**DATA SHOWN:**
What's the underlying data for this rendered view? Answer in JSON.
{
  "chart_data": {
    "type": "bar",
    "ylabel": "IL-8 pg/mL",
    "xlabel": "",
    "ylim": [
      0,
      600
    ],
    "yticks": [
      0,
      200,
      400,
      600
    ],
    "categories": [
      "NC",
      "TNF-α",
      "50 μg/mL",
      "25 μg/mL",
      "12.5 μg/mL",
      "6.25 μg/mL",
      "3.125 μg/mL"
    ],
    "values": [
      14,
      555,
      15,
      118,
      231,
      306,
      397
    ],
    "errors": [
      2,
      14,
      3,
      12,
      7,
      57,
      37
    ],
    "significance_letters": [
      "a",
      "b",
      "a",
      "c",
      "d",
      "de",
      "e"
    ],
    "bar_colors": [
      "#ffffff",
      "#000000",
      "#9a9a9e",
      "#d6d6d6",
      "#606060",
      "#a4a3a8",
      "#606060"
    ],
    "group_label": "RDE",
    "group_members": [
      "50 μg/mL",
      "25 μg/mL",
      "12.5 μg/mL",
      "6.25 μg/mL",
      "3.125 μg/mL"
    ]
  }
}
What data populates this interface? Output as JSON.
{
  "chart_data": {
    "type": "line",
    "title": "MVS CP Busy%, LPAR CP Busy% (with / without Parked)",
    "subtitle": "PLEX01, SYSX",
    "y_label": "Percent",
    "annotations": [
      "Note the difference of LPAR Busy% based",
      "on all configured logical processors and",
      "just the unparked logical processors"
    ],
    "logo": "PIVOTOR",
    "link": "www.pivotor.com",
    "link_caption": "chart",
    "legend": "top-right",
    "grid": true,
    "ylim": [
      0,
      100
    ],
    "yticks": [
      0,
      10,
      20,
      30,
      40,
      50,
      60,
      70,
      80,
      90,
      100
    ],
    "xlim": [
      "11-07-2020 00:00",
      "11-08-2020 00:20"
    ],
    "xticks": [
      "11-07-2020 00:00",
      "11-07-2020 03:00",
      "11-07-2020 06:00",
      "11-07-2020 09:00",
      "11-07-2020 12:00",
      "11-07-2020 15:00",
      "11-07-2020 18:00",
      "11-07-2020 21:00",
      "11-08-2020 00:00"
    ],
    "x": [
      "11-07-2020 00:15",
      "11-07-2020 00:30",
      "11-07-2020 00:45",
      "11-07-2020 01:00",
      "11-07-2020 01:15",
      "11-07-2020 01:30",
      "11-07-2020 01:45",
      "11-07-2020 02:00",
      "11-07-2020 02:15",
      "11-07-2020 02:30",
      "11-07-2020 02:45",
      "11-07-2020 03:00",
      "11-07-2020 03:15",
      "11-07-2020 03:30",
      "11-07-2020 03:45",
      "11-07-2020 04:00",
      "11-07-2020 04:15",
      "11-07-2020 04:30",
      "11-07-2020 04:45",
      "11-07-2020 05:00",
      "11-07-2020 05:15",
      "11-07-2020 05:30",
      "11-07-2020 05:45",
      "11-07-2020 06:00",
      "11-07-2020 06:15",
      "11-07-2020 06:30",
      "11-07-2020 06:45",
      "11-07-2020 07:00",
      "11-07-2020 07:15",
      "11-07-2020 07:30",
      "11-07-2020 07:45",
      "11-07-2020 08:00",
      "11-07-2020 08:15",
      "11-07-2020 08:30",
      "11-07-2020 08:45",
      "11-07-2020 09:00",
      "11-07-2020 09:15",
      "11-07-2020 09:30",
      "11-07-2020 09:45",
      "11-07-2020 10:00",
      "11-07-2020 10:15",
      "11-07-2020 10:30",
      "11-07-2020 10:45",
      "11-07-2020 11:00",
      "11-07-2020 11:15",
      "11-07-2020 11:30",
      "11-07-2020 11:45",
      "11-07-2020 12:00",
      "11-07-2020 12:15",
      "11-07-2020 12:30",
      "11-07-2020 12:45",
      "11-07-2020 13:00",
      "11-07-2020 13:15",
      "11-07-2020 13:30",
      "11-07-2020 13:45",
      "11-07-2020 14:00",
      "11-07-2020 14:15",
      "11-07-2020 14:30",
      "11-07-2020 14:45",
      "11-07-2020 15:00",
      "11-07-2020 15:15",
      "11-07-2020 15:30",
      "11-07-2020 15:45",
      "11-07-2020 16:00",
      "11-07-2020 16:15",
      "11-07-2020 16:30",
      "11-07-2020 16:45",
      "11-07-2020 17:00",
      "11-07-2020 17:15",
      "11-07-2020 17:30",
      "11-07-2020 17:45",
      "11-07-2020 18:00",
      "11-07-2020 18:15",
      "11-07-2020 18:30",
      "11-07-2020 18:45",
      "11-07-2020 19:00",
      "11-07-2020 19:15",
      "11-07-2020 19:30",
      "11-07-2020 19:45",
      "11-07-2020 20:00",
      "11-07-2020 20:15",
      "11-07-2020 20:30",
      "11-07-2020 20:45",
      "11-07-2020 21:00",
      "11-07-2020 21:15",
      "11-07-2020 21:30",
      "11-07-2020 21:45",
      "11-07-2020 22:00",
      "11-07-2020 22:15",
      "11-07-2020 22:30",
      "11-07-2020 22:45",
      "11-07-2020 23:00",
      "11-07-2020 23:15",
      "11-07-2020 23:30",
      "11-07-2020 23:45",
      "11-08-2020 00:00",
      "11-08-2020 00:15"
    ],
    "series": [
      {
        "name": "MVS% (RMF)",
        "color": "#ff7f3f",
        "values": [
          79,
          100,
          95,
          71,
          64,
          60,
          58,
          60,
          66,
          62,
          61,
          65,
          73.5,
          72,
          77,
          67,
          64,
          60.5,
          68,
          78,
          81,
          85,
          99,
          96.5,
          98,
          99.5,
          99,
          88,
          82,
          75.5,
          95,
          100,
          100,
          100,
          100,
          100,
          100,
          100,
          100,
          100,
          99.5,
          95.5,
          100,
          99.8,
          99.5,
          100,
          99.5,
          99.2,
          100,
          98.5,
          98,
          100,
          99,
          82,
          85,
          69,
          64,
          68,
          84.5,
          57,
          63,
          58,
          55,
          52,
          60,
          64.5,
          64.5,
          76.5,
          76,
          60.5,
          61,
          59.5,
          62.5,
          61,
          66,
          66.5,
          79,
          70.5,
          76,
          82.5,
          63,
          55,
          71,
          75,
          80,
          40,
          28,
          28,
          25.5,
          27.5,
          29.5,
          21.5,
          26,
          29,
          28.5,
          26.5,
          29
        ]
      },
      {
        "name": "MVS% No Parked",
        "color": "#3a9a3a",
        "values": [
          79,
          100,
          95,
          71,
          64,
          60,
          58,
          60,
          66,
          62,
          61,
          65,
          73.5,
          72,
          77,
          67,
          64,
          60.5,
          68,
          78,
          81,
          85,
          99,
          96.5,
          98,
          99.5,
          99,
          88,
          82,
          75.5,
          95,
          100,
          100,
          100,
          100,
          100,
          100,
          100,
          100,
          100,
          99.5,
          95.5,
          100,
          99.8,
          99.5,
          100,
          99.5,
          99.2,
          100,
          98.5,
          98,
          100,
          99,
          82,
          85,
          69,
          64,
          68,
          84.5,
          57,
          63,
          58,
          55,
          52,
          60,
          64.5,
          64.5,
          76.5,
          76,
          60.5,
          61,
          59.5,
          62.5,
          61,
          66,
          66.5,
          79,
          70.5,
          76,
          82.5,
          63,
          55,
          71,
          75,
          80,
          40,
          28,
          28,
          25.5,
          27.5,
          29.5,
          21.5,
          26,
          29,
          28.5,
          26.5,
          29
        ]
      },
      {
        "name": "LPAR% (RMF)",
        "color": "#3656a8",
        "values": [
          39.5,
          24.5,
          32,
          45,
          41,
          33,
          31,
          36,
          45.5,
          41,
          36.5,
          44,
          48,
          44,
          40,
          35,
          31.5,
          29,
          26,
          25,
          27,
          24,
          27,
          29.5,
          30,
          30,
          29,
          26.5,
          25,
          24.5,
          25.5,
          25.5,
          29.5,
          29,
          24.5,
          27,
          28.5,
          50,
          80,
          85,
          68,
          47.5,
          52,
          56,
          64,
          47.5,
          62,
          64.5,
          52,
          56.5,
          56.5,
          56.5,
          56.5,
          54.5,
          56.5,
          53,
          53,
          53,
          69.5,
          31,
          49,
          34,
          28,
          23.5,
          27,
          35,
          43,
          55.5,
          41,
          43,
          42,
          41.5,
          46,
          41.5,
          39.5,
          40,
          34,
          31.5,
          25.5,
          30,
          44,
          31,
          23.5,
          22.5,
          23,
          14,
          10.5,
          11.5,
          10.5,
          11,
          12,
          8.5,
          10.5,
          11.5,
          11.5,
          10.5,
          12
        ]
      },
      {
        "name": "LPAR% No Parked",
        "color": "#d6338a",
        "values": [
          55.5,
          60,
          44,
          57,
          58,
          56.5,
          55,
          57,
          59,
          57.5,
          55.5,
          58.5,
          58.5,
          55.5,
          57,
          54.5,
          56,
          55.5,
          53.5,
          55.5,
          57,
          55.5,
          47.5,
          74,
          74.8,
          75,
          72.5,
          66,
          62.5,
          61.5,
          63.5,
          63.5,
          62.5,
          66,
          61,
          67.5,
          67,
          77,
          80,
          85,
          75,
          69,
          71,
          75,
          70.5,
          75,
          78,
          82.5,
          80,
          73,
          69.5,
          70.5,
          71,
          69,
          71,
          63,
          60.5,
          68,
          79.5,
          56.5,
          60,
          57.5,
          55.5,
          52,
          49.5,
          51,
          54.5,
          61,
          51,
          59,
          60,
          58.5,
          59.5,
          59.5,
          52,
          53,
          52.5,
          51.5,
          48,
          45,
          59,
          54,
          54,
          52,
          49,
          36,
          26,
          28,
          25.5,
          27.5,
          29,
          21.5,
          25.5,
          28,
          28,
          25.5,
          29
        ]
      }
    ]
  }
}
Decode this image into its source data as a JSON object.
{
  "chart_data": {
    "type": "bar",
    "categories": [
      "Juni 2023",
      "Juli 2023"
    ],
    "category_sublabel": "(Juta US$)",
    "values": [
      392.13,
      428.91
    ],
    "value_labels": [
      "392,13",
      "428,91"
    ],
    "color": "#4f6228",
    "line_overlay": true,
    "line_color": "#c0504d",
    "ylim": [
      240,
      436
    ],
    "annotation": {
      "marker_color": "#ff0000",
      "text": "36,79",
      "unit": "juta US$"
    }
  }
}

**WHAT NEEDS TO BE DONE:**
Look through the entries above; copy each line where the string "name" appears.

**FINAL RESULT:**
        "name": "MVS% (RMF)",
        "name": "MVS% No Parked",
        "name": "LPAR% (RMF)",
        "name": "LPAR% No Parked",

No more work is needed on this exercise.